[GOAL] Of all the lines in this data, how many include "Pročitaj"? Respond with the number only.

[LISTED RECORDS]
— Start —
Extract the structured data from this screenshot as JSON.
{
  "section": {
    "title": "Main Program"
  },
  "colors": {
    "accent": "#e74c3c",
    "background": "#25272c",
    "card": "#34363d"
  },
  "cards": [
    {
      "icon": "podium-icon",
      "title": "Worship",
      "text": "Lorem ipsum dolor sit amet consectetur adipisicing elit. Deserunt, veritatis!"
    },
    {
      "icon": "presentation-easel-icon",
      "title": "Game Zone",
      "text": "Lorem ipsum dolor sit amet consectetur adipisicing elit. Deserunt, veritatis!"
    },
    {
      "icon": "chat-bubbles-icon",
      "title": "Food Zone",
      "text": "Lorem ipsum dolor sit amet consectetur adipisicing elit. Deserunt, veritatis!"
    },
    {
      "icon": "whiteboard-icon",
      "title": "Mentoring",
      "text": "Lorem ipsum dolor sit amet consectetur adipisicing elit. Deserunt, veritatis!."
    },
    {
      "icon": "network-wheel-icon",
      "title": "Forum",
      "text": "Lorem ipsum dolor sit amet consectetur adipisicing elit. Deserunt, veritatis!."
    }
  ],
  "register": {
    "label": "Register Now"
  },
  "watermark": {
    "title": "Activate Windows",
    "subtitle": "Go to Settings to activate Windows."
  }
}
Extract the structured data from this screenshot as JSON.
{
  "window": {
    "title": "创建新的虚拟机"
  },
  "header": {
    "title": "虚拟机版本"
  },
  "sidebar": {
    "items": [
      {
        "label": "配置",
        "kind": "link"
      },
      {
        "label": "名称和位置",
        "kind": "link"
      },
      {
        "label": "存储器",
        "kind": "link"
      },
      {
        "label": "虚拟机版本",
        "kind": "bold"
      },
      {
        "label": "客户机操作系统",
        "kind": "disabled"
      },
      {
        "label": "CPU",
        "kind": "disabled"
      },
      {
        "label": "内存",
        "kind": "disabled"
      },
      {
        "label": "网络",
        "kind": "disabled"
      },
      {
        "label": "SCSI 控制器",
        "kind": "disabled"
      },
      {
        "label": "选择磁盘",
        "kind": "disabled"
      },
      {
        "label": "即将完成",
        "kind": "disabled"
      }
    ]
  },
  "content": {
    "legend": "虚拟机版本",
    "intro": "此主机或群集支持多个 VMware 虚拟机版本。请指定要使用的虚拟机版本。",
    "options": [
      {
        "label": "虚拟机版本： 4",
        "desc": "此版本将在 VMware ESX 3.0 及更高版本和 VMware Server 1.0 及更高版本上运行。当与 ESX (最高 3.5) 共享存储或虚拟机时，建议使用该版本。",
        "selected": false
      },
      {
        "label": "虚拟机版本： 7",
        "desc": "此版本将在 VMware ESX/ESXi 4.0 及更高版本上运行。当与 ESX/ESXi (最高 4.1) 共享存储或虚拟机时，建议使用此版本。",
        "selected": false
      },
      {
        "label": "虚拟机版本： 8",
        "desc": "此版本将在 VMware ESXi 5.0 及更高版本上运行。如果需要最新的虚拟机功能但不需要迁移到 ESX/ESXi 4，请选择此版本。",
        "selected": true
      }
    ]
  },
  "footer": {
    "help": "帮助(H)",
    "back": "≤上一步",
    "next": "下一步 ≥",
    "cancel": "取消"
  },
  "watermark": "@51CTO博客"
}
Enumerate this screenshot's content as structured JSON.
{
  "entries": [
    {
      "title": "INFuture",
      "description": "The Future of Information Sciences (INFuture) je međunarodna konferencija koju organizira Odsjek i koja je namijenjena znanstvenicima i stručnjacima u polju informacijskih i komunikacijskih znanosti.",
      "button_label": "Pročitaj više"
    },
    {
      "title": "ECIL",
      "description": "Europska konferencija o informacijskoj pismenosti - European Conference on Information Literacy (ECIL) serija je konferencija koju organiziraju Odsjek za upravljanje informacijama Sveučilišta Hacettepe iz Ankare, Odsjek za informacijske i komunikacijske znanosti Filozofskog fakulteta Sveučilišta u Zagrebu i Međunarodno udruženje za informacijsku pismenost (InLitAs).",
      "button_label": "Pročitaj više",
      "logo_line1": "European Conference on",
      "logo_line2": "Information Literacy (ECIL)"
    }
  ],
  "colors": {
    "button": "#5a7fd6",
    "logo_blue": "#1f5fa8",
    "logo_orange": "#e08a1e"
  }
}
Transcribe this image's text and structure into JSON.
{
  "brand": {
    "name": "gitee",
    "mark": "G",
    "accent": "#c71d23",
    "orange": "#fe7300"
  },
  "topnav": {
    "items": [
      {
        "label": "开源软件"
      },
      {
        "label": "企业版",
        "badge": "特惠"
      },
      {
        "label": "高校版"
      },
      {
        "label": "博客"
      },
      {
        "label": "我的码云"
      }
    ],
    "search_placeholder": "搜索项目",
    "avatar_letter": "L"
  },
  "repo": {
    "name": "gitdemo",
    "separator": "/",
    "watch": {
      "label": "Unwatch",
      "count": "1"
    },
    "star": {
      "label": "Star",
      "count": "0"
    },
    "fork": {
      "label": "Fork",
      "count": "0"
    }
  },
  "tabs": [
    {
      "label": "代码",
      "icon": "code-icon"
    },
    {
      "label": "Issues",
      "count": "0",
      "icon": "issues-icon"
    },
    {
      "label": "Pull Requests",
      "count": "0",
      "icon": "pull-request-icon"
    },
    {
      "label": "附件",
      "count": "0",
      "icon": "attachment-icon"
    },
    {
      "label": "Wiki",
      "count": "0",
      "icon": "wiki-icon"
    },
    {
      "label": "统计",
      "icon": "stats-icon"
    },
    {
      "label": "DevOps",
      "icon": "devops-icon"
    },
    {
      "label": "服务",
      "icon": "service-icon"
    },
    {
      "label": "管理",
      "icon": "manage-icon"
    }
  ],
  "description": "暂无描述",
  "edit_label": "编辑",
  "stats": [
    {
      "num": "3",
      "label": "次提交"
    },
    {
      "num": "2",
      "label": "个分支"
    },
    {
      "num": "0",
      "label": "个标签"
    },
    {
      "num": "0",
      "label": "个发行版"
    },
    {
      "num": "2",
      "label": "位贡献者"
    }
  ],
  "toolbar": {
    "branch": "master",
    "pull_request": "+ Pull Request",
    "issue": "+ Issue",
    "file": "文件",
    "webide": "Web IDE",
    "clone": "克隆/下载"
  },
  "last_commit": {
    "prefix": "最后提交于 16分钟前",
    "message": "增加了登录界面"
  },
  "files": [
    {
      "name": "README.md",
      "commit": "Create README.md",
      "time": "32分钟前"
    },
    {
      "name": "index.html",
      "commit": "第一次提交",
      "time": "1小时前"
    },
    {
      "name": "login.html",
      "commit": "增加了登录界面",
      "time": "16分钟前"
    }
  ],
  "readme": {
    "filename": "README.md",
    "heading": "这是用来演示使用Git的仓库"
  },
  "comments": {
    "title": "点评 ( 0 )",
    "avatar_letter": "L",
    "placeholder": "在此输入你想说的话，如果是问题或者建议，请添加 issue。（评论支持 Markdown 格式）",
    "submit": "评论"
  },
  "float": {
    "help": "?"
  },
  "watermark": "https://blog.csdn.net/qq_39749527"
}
— End —
[EXERCISE RESULT] 2